Instructions for the task
Exact repetition of every entry is required.

Dataset rows

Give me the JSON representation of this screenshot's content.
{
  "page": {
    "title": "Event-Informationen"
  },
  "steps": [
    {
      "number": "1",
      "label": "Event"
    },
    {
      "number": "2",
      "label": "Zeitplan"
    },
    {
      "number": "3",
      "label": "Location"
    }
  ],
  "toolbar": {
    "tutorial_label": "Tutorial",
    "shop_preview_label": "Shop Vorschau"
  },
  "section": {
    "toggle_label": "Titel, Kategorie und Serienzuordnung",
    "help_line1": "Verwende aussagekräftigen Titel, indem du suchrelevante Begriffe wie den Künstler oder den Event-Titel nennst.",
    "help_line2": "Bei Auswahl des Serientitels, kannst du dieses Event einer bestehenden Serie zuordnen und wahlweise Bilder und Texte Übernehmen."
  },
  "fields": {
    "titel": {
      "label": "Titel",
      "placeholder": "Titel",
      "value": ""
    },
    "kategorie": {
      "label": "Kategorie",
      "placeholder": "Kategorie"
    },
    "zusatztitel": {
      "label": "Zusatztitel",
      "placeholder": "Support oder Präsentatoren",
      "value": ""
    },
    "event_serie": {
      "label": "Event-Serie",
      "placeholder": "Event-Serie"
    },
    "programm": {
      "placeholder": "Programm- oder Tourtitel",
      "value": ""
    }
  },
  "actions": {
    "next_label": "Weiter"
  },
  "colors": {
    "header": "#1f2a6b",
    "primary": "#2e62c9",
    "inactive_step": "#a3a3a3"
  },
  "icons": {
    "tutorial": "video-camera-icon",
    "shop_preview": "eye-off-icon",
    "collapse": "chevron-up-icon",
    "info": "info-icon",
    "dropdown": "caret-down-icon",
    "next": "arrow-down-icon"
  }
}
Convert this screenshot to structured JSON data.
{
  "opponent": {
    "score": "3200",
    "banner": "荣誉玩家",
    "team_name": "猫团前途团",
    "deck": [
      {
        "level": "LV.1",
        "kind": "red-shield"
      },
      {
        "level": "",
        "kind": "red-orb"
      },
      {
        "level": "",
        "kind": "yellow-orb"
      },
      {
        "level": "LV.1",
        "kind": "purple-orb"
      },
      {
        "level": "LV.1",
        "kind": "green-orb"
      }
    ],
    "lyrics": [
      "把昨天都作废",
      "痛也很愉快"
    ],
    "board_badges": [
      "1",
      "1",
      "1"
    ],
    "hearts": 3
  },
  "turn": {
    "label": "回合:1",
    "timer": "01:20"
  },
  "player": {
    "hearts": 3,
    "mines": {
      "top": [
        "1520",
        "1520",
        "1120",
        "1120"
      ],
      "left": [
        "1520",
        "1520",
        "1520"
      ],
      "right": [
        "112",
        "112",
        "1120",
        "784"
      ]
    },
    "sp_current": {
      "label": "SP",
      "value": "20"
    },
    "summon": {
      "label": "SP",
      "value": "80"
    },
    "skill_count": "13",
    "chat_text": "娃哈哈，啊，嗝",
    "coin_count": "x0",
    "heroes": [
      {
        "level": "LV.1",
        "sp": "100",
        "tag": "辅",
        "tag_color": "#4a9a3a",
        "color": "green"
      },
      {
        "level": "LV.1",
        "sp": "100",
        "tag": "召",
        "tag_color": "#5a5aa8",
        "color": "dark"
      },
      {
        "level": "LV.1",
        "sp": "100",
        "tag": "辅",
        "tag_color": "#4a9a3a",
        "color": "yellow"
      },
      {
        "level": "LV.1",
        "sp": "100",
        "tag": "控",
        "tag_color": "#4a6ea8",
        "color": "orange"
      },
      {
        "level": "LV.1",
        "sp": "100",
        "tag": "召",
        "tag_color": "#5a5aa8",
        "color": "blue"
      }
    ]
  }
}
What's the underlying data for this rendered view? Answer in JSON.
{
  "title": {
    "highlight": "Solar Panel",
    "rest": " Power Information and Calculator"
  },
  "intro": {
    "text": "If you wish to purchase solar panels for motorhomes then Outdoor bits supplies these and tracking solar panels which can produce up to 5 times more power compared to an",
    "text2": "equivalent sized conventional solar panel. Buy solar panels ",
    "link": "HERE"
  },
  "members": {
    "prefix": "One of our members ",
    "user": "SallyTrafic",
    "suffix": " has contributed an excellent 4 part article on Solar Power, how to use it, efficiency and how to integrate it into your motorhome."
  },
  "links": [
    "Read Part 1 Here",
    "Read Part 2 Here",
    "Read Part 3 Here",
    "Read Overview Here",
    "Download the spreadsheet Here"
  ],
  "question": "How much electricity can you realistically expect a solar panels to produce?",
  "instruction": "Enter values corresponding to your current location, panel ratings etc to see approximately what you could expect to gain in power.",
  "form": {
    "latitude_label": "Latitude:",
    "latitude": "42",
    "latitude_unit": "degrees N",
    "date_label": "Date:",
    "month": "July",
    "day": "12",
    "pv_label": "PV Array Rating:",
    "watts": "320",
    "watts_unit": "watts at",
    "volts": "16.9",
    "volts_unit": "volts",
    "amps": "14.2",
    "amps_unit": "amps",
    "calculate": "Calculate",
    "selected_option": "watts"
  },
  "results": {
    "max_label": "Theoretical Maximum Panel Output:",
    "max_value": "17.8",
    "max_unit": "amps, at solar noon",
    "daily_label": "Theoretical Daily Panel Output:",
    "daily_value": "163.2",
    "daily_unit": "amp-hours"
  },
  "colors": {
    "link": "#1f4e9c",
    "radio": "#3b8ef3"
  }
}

Exercise result
Give me the JSON representation of this screenshot's content.
{
  "page": {
    "title": "Event-Informationen"
  },
  "steps": [
    {
      "number": "1",
      "label": "Event"
    },
    {
      "number": "2",
      "label": "Zeitplan"
    },
    {
      "number": "3",
      "label": "Location"
    }
  ],
  "toolbar": {
    "tutorial_label": "Tutorial",
    "shop_preview_label": "Shop Vorschau"
  },
  "section": {
    "toggle_label": "Titel, Kategorie und Serienzuordnung",
    "help_line1": "Verwende aussagekräftigen Titel, indem du suchrelevante Begriffe wie den Künstler oder den Event-Titel nennst.",
    "help_line2": "Bei Auswahl des Serientitels, kannst du dieses Event einer bestehenden Serie zuordnen und wahlweise Bilder und Texte Übernehmen."
  },
  "fields": {
    "titel": {
      "label": "Titel",
      "placeholder": "Titel",
      "value": ""
    },
    "kategorie": {
      "label": "Kategorie",
      "placeholder": "Kategorie"
    },
    "zusatztitel": {
      "label": "Zusatztitel",
      "placeholder": "Support oder Präsentatoren",
      "value": ""
    },
    "event_serie": {
      "label": "Event-Serie",
      "placeholder": "Event-Serie"
    },
    "programm": {
      "placeholder": "Programm- oder Tourtitel",
      "value": ""
    }
  },
  "actions": {
    "next_label": "Weiter"
  },
  "colors": {
    "header": "#1f2a6b",
    "primary": "#2e62c9",
    "inactive_step": "#a3a3a3"
  },
  "icons": {
    "tutorial": "video-camera-icon",
    "shop_preview": "eye-off-icon",
    "collapse": "chevron-up-icon",
    "info": "info-icon",
    "dropdown": "caret-down-icon",
    "next": "arrow-down-icon"
  }
}
Convert this screenshot to structured JSON data.
{
  "opponent": {
    "score": "3200",
    "banner": "荣誉玩家",
    "team_name": "猫团前途团",
    "deck": [
      {
        "level": "LV.1",
        "kind": "red-shield"
      },
      {
        "level": "",
        "kind": "red-orb"
      },
      {
        "level": "",
        "kind": "yellow-orb"
      },
      {
        "level": "LV.1",
        "kind": "purple-orb"
      },
      {
        "level": "LV.1",
        "kind": "green-orb"
      }
    ],
    "lyrics": [
      "把昨天都作废",
      "痛也很愉快"
    ],
    "board_badges": [
      "1",
      "1",
      "1"
    ],
    "hearts": 3
  },
  "turn": {
    "label": "回合:1",
    "timer": "01:20"
  },
  "player": {
    "hearts": 3,
    "mines": {
      "top": [
        "1520",
        "1520",
        "1120",
        "1120"
      ],
      "left": [
        "1520",
        "1520",
        "1520"
      ],
      "right": [
        "112",
        "112",
        "1120",
        "784"
      ]
    },
    "sp_current": {
      "label": "SP",
      "value": "20"
    },
    "summon": {
      "label": "SP",
      "value": "80"
    },
    "skill_count": "13",
    "chat_text": "娃哈哈，啊，嗝",
    "coin_count": "x0",
    "heroes": [
      {
        "level": "LV.1",
        "sp": "100",
        "tag": "辅",
        "tag_color": "#4a9a3a",
        "color": "green"
      },
      {
        "level": "LV.1",
        "sp": "100",
        "tag": "召",
        "tag_color": "#5a5aa8",
        "color": "dark"
      },
      {
        "level": "LV.1",
        "sp": "100",
        "tag": "辅",
        "tag_color": "#4a9a3a",
        "color": "yellow"
      },
      {
        "level": "LV.1",
        "sp": "100",
        "tag": "控",
        "tag_color": "#4a6ea8",
        "color": "orange"
      },
      {
        "level": "LV.1",
        "sp": "100",
        "tag": "召",
        "tag_color": "#5a5aa8",
        "color": "blue"
      }
    ]
  }
}
What's the underlying data for this rendered view? Answer in JSON.
{
  "title": {
    "highlight": "Solar Panel",
    "rest": " Power Information and Calculator"
  },
  "intro": {
    "text": "If you wish to purchase solar panels for motorhomes then Outdoor bits supplies these and tracking solar panels which can produce up to 5 times more power compared to an",
    "text2": "equivalent sized conventional solar panel. Buy solar panels ",
    "link": "HERE"
  },
  "members": {
    "prefix": "One of our members ",
    "user": "SallyTrafic",
    "suffix": " has contributed an excellent 4 part article on Solar Power, how to use it, efficiency and how to integrate it into your motorhome."
  },
  "links": [
    "Read Part 1 Here",
    "Read Part 2 Here",
    "Read Part 3 Here",
    "Read Overview Here",
    "Download the spreadsheet Here"
  ],
  "question": "How much electricity can you realistically expect a solar panels to produce?",
  "instruction": "Enter values corresponding to your current location, panel ratings etc to see approximately what you could expect to gain in power.",
  "form": {
    "latitude_label": "Latitude:",
    "latitude": "42",
    "latitude_unit": "degrees N",
    "date_label": "Date:",
    "month": "July",
    "day": "12",
    "pv_label": "PV Array Rating:",
    "watts": "320",
    "watts_unit": "watts at",
    "volts": "16.9",
    "volts_unit": "volts",
    "amps": "14.2",
    "amps_unit": "amps",
    "calculate": "Calculate",
    "selected_option": "watts"
  },
  "results": {
    "max_label": "Theoretical Maximum Panel Output:",
    "max_value": "17.8",
    "max_unit": "amps, at solar noon",
    "daily_label": "Theoretical Daily Panel Output:",
    "daily_value": "163.2",
    "daily_unit": "amp-hours"
  },
  "colors": {
    "link": "#1f4e9c",
    "radio": "#3b8ef3"
  }
}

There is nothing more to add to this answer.